AIM — Work out how many lines of the material below mention the word "chevron"; reply with the number only.
----- MATERIAL TO PROCESS -----
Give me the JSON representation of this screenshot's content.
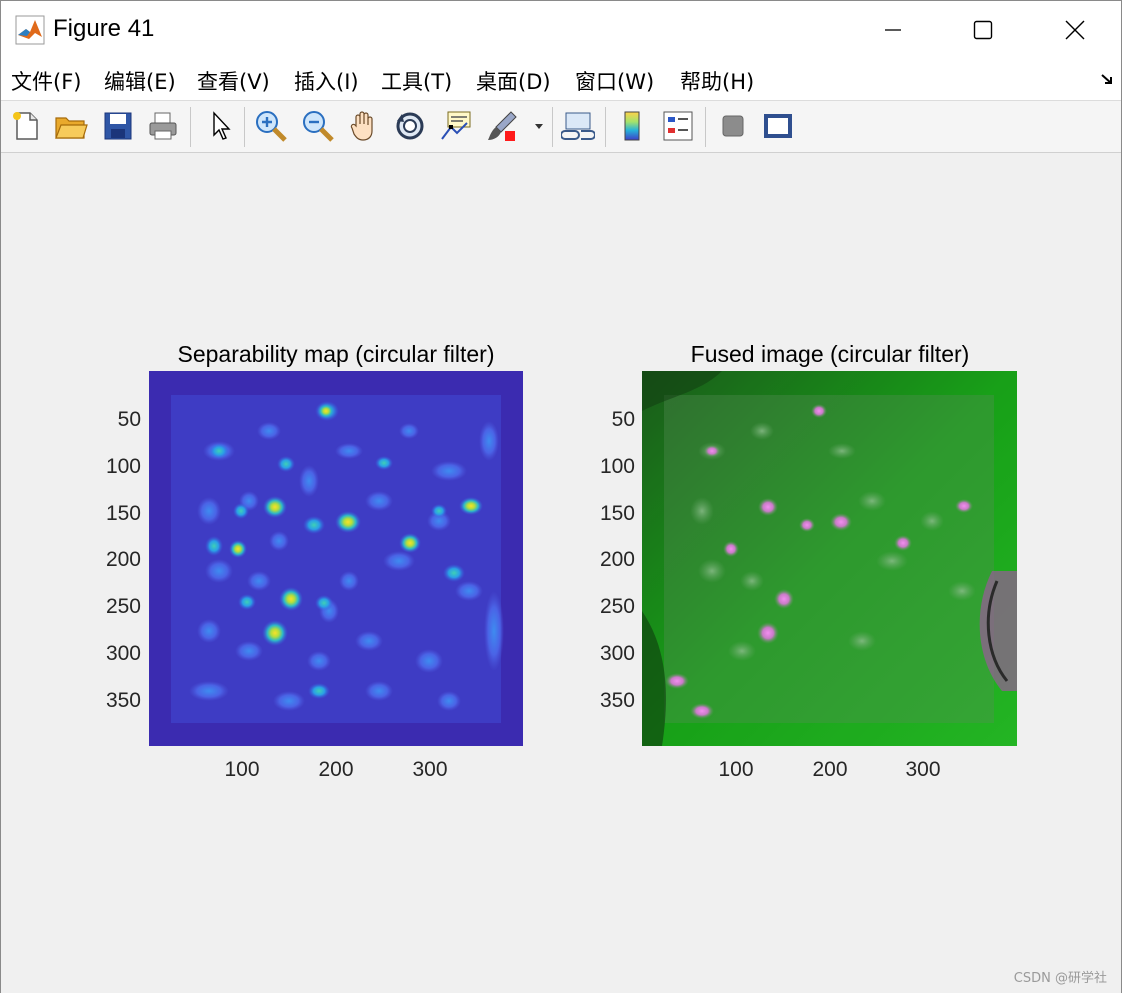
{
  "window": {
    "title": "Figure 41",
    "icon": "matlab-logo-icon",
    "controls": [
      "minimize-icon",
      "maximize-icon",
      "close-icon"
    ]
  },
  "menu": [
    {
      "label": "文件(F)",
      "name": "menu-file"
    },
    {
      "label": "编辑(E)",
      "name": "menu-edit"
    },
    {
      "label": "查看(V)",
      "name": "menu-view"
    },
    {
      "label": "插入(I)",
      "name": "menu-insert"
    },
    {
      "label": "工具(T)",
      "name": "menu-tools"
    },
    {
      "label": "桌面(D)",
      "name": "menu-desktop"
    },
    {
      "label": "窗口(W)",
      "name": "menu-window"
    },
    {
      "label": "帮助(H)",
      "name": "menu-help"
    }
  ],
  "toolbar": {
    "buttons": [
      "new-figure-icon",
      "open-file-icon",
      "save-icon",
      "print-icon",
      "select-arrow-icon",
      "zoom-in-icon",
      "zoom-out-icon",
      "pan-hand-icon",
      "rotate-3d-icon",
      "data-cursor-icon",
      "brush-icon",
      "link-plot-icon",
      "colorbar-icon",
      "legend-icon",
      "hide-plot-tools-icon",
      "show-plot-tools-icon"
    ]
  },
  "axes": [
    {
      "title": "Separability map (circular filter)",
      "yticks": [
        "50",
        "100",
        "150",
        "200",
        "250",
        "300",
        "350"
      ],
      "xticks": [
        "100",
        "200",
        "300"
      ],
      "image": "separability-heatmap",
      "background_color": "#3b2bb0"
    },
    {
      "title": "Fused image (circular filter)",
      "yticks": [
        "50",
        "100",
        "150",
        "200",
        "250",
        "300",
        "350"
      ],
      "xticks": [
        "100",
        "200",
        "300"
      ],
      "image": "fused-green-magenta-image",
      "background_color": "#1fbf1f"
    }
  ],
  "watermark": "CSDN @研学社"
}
-----
----- MATERIAL TO PROCESS -----
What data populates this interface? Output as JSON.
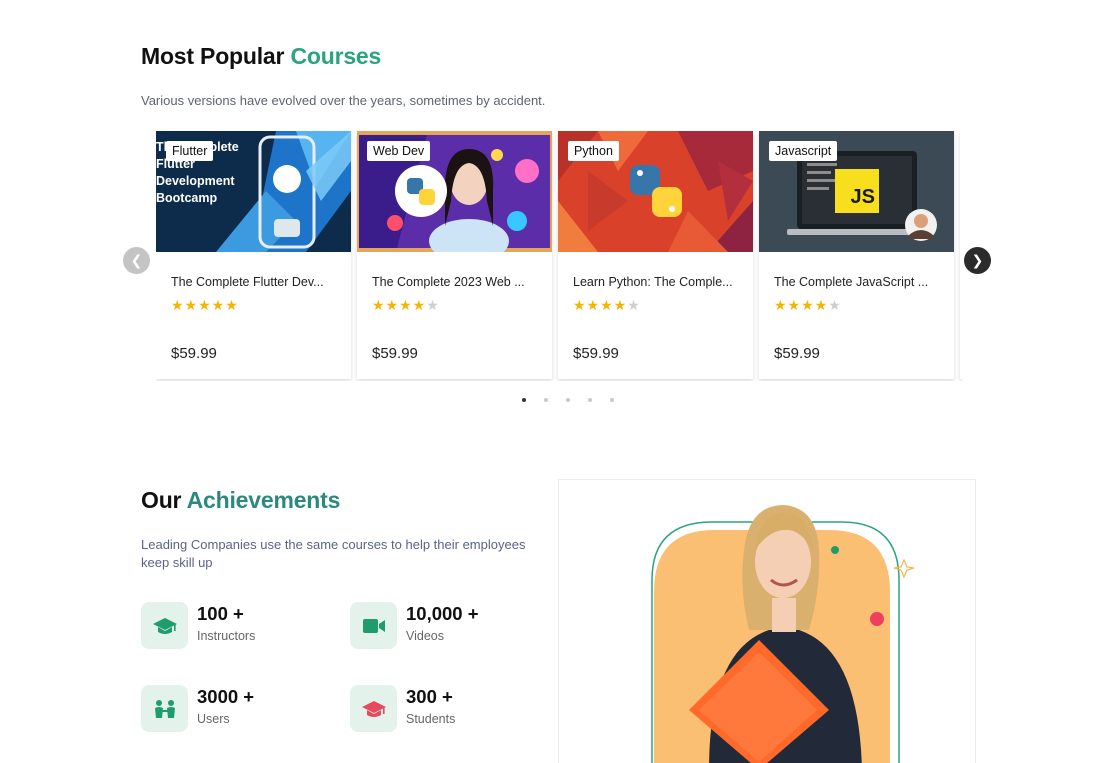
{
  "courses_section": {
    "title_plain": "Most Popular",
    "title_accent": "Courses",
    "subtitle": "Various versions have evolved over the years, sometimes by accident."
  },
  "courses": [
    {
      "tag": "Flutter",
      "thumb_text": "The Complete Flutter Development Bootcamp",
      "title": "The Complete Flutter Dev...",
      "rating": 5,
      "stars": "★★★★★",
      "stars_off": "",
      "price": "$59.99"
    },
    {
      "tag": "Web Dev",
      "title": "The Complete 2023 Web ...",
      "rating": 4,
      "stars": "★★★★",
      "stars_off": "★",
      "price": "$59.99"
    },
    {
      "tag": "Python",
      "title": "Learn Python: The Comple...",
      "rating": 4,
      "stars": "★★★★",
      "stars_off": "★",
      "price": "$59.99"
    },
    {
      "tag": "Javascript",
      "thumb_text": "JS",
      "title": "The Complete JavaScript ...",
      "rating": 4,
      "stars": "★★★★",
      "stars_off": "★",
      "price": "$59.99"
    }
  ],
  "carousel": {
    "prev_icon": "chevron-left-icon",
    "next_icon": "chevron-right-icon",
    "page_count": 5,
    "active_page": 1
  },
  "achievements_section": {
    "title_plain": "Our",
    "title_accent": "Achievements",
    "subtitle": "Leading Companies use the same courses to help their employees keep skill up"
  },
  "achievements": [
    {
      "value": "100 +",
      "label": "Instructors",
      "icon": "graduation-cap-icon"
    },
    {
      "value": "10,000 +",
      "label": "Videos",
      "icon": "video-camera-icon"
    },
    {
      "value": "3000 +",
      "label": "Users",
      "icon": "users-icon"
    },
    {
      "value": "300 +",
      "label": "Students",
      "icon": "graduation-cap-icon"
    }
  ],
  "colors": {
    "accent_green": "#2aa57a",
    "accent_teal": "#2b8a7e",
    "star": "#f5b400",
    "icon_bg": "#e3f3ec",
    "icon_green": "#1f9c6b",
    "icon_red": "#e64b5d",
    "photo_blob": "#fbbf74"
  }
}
-----
EXERCISE RESULT — 2